◆ **Problem to solve**
Write out each record again exactly as it stands.

Start Supplied records

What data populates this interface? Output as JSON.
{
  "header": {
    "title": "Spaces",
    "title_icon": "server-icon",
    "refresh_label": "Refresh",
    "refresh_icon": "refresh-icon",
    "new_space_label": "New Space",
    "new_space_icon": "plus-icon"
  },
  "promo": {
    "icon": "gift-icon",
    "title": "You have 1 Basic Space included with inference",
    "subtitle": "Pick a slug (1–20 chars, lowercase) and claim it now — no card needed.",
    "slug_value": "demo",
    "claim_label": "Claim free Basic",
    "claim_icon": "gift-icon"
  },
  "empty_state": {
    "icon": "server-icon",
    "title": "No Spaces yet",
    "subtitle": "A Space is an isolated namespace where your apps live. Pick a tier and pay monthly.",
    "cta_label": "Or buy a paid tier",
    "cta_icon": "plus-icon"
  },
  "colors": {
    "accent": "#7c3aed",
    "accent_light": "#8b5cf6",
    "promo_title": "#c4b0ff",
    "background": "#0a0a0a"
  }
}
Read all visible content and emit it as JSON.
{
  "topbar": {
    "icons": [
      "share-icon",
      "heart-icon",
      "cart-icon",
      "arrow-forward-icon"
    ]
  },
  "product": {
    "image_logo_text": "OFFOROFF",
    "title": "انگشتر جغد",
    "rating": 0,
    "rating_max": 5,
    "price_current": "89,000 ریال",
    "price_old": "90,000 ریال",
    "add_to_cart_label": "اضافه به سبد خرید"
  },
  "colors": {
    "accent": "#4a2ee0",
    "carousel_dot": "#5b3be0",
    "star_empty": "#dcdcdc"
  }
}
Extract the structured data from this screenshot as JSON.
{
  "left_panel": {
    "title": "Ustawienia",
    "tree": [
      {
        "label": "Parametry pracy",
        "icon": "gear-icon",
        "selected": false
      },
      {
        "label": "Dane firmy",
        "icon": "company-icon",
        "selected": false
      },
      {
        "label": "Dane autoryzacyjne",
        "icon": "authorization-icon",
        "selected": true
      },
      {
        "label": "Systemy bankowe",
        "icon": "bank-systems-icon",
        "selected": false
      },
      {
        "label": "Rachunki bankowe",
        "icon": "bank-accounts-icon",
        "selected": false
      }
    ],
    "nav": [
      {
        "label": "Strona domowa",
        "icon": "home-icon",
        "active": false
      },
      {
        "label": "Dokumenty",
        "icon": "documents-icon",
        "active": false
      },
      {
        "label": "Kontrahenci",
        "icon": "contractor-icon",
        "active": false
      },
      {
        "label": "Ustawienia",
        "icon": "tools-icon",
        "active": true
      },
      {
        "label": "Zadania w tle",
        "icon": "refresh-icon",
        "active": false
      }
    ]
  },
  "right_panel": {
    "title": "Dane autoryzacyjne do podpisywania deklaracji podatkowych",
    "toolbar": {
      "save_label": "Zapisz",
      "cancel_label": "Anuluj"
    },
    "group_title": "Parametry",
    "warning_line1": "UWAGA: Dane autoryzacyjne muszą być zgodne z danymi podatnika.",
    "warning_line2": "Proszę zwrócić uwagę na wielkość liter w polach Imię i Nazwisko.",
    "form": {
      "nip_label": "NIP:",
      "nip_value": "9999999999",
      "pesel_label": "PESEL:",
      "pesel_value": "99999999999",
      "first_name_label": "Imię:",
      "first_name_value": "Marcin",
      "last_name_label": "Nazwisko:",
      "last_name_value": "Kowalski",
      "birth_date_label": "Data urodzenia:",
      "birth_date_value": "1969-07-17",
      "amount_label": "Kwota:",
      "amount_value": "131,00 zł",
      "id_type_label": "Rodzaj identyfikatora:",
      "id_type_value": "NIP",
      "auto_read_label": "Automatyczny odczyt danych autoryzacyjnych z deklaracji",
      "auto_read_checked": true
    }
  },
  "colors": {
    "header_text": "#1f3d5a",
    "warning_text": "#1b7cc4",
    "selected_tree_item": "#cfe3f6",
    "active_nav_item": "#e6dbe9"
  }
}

End Supplied records

◆ **Solution**
What data populates this interface? Output as JSON.
{
  "header": {
    "title": "Spaces",
    "title_icon": "server-icon",
    "refresh_label": "Refresh",
    "refresh_icon": "refresh-icon",
    "new_space_label": "New Space",
    "new_space_icon": "plus-icon"
  },
  "promo": {
    "icon": "gift-icon",
    "title": "You have 1 Basic Space included with inference",
    "subtitle": "Pick a slug (1–20 chars, lowercase) and claim it now — no card needed.",
    "slug_value": "demo",
    "claim_label": "Claim free Basic",
    "claim_icon": "gift-icon"
  },
  "empty_state": {
    "icon": "server-icon",
    "title": "No Spaces yet",
    "subtitle": "A Space is an isolated namespace where your apps live. Pick a tier and pay monthly.",
    "cta_label": "Or buy a paid tier",
    "cta_icon": "plus-icon"
  },
  "colors": {
    "accent": "#7c3aed",
    "accent_light": "#8b5cf6",
    "promo_title": "#c4b0ff",
    "background": "#0a0a0a"
  }
}
Read all visible content and emit it as JSON.
{
  "topbar": {
    "icons": [
      "share-icon",
      "heart-icon",
      "cart-icon",
      "arrow-forward-icon"
    ]
  },
  "product": {
    "image_logo_text": "OFFOROFF",
    "title": "انگشتر جغد",
    "rating": 0,
    "rating_max": 5,
    "price_current": "89,000 ریال",
    "price_old": "90,000 ریال",
    "add_to_cart_label": "اضافه به سبد خرید"
  },
  "colors": {
    "accent": "#4a2ee0",
    "carousel_dot": "#5b3be0",
    "star_empty": "#dcdcdc"
  }
}
Extract the structured data from this screenshot as JSON.
{
  "left_panel": {
    "title": "Ustawienia",
    "tree": [
      {
        "label": "Parametry pracy",
        "icon": "gear-icon",
        "selected": false
      },
      {
        "label": "Dane firmy",
        "icon": "company-icon",
        "selected": false
      },
      {
        "label": "Dane autoryzacyjne",
        "icon": "authorization-icon",
        "selected": true
      },
      {
        "label": "Systemy bankowe",
        "icon": "bank-systems-icon",
        "selected": false
      },
      {
        "label": "Rachunki bankowe",
        "icon": "bank-accounts-icon",
        "selected": false
      }
    ],
    "nav": [
      {
        "label": "Strona domowa",
        "icon": "home-icon",
        "active": false
      },
      {
        "label": "Dokumenty",
        "icon": "documents-icon",
        "active": false
      },
      {
        "label": "Kontrahenci",
        "icon": "contractor-icon",
        "active": false
      },
      {
        "label": "Ustawienia",
        "icon": "tools-icon",
        "active": true
      },
      {
        "label": "Zadania w tle",
        "icon": "refresh-icon",
        "active": false
      }
    ]
  },
  "right_panel": {
    "title": "Dane autoryzacyjne do podpisywania deklaracji podatkowych",
    "toolbar": {
      "save_label": "Zapisz",
      "cancel_label": "Anuluj"
    },
    "group_title": "Parametry",
    "warning_line1": "UWAGA: Dane autoryzacyjne muszą być zgodne z danymi podatnika.",
    "warning_line2": "Proszę zwrócić uwagę na wielkość liter w polach Imię i Nazwisko.",
    "form": {
      "nip_label": "NIP:",
      "nip_value": "9999999999",
      "pesel_label": "PESEL:",
      "pesel_value": "99999999999",
      "first_name_label": "Imię:",
      "first_name_value": "Marcin",
      "last_name_label": "Nazwisko:",
      "last_name_value": "Kowalski",
      "birth_date_label": "Data urodzenia:",
      "birth_date_value": "1969-07-17",
      "amount_label": "Kwota:",
      "amount_value": "131,00 zł",
      "id_type_label": "Rodzaj identyfikatora:",
      "id_type_value": "NIP",
      "auto_read_label": "Automatyczny odczyt danych autoryzacyjnych z deklaracji",
      "auto_read_checked": true
    }
  },
  "colors": {
    "header_text": "#1f3d5a",
    "warning_text": "#1b7cc4",
    "selected_tree_item": "#cfe3f6",
    "active_nav_item": "#e6dbe9"
  }
}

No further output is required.